Exercise task
Reproduce every line of the material below without changing anything.

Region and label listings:
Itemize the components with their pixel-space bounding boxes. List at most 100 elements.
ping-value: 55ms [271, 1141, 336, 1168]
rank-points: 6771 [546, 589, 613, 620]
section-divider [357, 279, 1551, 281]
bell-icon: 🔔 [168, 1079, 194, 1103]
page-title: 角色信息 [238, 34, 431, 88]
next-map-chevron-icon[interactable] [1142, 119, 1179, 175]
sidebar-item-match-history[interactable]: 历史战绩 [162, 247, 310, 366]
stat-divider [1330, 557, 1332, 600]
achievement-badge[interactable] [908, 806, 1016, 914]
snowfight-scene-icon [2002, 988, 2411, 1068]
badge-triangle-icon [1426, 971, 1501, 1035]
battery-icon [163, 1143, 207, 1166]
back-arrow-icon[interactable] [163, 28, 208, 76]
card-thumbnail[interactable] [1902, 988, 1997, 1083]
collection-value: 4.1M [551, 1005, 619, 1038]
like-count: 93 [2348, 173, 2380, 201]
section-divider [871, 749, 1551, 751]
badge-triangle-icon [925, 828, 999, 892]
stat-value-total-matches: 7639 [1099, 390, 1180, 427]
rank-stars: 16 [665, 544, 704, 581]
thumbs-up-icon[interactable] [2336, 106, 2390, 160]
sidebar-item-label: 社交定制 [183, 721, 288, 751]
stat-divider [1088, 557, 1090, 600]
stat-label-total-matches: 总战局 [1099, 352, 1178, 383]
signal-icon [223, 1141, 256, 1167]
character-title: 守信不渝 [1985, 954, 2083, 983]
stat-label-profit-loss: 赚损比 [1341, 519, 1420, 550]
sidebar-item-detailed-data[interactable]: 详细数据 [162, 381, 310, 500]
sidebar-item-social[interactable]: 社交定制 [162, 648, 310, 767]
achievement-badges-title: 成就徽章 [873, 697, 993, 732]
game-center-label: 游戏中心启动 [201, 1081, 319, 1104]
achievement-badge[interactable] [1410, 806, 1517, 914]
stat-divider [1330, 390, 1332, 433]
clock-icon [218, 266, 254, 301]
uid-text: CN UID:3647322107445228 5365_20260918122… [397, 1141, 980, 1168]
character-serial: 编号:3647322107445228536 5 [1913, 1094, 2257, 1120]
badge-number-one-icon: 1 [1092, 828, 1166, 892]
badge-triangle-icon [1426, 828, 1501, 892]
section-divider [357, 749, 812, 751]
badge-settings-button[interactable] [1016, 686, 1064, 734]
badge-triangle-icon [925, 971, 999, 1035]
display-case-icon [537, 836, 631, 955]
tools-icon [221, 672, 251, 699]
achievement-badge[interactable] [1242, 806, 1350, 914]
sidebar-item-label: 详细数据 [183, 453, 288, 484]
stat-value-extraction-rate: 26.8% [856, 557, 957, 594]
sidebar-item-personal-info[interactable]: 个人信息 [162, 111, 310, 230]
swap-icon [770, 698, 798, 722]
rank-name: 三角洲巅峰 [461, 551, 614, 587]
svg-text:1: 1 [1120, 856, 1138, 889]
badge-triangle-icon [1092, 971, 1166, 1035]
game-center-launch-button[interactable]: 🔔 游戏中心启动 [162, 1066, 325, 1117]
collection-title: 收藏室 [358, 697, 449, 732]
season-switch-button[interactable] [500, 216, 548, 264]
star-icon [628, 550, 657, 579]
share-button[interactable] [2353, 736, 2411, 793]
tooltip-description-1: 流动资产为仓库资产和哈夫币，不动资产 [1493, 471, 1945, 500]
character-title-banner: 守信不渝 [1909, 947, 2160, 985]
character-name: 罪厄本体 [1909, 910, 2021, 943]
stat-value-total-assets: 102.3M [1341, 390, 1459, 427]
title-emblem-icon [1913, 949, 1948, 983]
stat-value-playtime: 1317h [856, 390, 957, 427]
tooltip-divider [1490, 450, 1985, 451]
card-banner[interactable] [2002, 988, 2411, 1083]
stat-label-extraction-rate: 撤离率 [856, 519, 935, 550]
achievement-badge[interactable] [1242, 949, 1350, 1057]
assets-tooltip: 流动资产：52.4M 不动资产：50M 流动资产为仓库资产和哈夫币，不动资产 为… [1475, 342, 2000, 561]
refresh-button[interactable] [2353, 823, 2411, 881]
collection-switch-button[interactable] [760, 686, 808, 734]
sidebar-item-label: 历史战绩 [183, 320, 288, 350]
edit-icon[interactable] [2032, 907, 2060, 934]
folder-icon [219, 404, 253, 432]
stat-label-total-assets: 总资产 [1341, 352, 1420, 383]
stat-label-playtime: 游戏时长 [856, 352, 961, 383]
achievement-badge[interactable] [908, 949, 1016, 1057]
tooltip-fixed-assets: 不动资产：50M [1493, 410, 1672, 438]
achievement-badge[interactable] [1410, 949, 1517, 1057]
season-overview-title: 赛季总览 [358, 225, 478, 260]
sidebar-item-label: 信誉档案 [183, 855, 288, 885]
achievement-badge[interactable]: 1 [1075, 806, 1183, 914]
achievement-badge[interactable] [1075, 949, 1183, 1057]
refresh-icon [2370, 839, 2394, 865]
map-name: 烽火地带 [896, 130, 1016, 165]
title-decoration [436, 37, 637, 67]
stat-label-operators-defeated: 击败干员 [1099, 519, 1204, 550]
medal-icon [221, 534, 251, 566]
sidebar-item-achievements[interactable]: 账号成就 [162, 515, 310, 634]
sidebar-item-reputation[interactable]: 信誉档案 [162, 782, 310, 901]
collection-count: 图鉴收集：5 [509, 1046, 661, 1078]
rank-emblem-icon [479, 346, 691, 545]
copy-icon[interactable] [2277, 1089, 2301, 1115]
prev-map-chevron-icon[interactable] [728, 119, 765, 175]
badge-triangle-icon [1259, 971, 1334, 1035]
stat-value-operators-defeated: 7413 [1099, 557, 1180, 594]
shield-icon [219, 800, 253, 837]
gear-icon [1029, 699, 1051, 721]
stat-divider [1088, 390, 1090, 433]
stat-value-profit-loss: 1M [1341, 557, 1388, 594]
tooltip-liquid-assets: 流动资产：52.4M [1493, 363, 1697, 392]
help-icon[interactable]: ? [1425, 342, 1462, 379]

The solution
Itemize the components with their pixel-space bounding boxes. List at most 100 elements.
ping-value: 55ms [271, 1141, 336, 1168]
rank-points: 6771 [546, 589, 613, 620]
section-divider [357, 279, 1551, 281]
bell-icon: 🔔 [168, 1079, 194, 1103]
page-title: 角色信息 [238, 34, 431, 88]
next-map-chevron-icon[interactable] [1142, 119, 1179, 175]
sidebar-item-match-history[interactable]: 历史战绩 [162, 247, 310, 366]
stat-divider [1330, 557, 1332, 600]
achievement-badge[interactable] [908, 806, 1016, 914]
snowfight-scene-icon [2002, 988, 2411, 1068]
badge-triangle-icon [1426, 971, 1501, 1035]
battery-icon [163, 1143, 207, 1166]
back-arrow-icon[interactable] [163, 28, 208, 76]
card-thumbnail[interactable] [1902, 988, 1997, 1083]
collection-value: 4.1M [551, 1005, 619, 1038]
like-count: 93 [2348, 173, 2380, 201]
section-divider [871, 749, 1551, 751]
badge-triangle-icon [925, 828, 999, 892]
stat-value-total-matches: 7639 [1099, 390, 1180, 427]
rank-stars: 16 [665, 544, 704, 581]
thumbs-up-icon[interactable] [2336, 106, 2390, 160]
sidebar-item-label: 社交定制 [183, 721, 288, 751]
stat-divider [1088, 557, 1090, 600]
stat-label-total-matches: 总战局 [1099, 352, 1178, 383]
signal-icon [223, 1141, 256, 1167]
character-title: 守信不渝 [1985, 954, 2083, 983]
stat-label-profit-loss: 赚损比 [1341, 519, 1420, 550]
sidebar-item-detailed-data[interactable]: 详细数据 [162, 381, 310, 500]
sidebar-item-social[interactable]: 社交定制 [162, 648, 310, 767]
achievement-badges-title: 成就徽章 [873, 697, 993, 732]
game-center-label: 游戏中心启动 [201, 1081, 319, 1104]
achievement-badge[interactable] [1410, 806, 1517, 914]
stat-divider [1330, 390, 1332, 433]
clock-icon [218, 266, 254, 301]
uid-text: CN UID:3647322107445228 5365_20260918122… [397, 1141, 980, 1168]
character-serial: 编号:3647322107445228536 5 [1913, 1094, 2257, 1120]
badge-number-one-icon: 1 [1092, 828, 1166, 892]
badge-triangle-icon [1426, 828, 1501, 892]
section-divider [357, 749, 812, 751]
badge-settings-button[interactable] [1016, 686, 1064, 734]
badge-triangle-icon [925, 971, 999, 1035]
display-case-icon [537, 836, 631, 955]
tools-icon [221, 672, 251, 699]
achievement-badge[interactable] [1242, 806, 1350, 914]
sidebar-item-label: 详细数据 [183, 453, 288, 484]
stat-value-extraction-rate: 26.8% [856, 557, 957, 594]
sidebar-item-personal-info[interactable]: 个人信息 [162, 111, 310, 230]
swap-icon [770, 698, 798, 722]
rank-name: 三角洲巅峰 [461, 551, 614, 587]
svg-text:1: 1 [1120, 856, 1138, 889]
badge-triangle-icon [1092, 971, 1166, 1035]
game-center-launch-button[interactable]: 🔔 游戏中心启动 [162, 1066, 325, 1117]
collection-title: 收藏室 [358, 697, 449, 732]
season-switch-button[interactable] [500, 216, 548, 264]
star-icon [628, 550, 657, 579]
share-button[interactable] [2353, 736, 2411, 793]
tooltip-description-1: 流动资产为仓库资产和哈夫币，不动资产 [1493, 471, 1945, 500]
character-title-banner: 守信不渝 [1909, 947, 2160, 985]
character-name: 罪厄本体 [1909, 910, 2021, 943]
stat-value-total-assets: 102.3M [1341, 390, 1459, 427]
title-emblem-icon [1913, 949, 1948, 983]
stat-value-playtime: 1317h [856, 390, 957, 427]
tooltip-divider [1490, 450, 1985, 451]
card-banner[interactable] [2002, 988, 2411, 1083]
stat-label-extraction-rate: 撤离率 [856, 519, 935, 550]
achievement-badge[interactable] [1242, 949, 1350, 1057]
assets-tooltip: 流动资产：52.4M 不动资产：50M 流动资产为仓库资产和哈夫币，不动资产 为… [1475, 342, 2000, 561]
refresh-button[interactable] [2353, 823, 2411, 881]
collection-switch-button[interactable] [760, 686, 808, 734]
sidebar-item-label: 历史战绩 [183, 320, 288, 350]
edit-icon[interactable] [2032, 907, 2060, 934]
folder-icon [219, 404, 253, 432]
stat-label-total-assets: 总资产 [1341, 352, 1420, 383]
stat-label-playtime: 游戏时长 [856, 352, 961, 383]
achievement-badge[interactable] [908, 949, 1016, 1057]
tooltip-fixed-assets: 不动资产：50M [1493, 410, 1672, 438]
achievement-badge[interactable] [1410, 949, 1517, 1057]
season-overview-title: 赛季总览 [358, 225, 478, 260]
sidebar-item-label: 信誉档案 [183, 855, 288, 885]
achievement-badge[interactable]: 1 [1075, 806, 1183, 914]
achievement-badge[interactable] [1075, 949, 1183, 1057]
refresh-icon [2370, 839, 2394, 865]
map-name: 烽火地带 [896, 130, 1016, 165]
title-decoration [436, 37, 637, 67]
stat-label-operators-defeated: 击败干员 [1099, 519, 1204, 550]
medal-icon [221, 534, 251, 566]
sidebar-item-achievements[interactable]: 账号成就 [162, 515, 310, 634]
sidebar-item-reputation[interactable]: 信誉档案 [162, 782, 310, 901]
collection-count: 图鉴收集：5 [509, 1046, 661, 1078]
rank-emblem-icon [479, 346, 691, 545]
copy-icon[interactable] [2277, 1089, 2301, 1115]
prev-map-chevron-icon[interactable] [728, 119, 765, 175]
badge-triangle-icon [1259, 971, 1334, 1035]
stat-value-operators-defeated: 7413 [1099, 557, 1180, 594]
shield-icon [219, 800, 253, 837]
gear-icon [1029, 699, 1051, 721]
stat-divider [1088, 390, 1090, 433]
stat-value-profit-loss: 1M [1341, 557, 1388, 594]
tooltip-liquid-assets: 流动资产：52.4M [1493, 363, 1697, 392]
help-icon[interactable]: ? [1425, 342, 1462, 379]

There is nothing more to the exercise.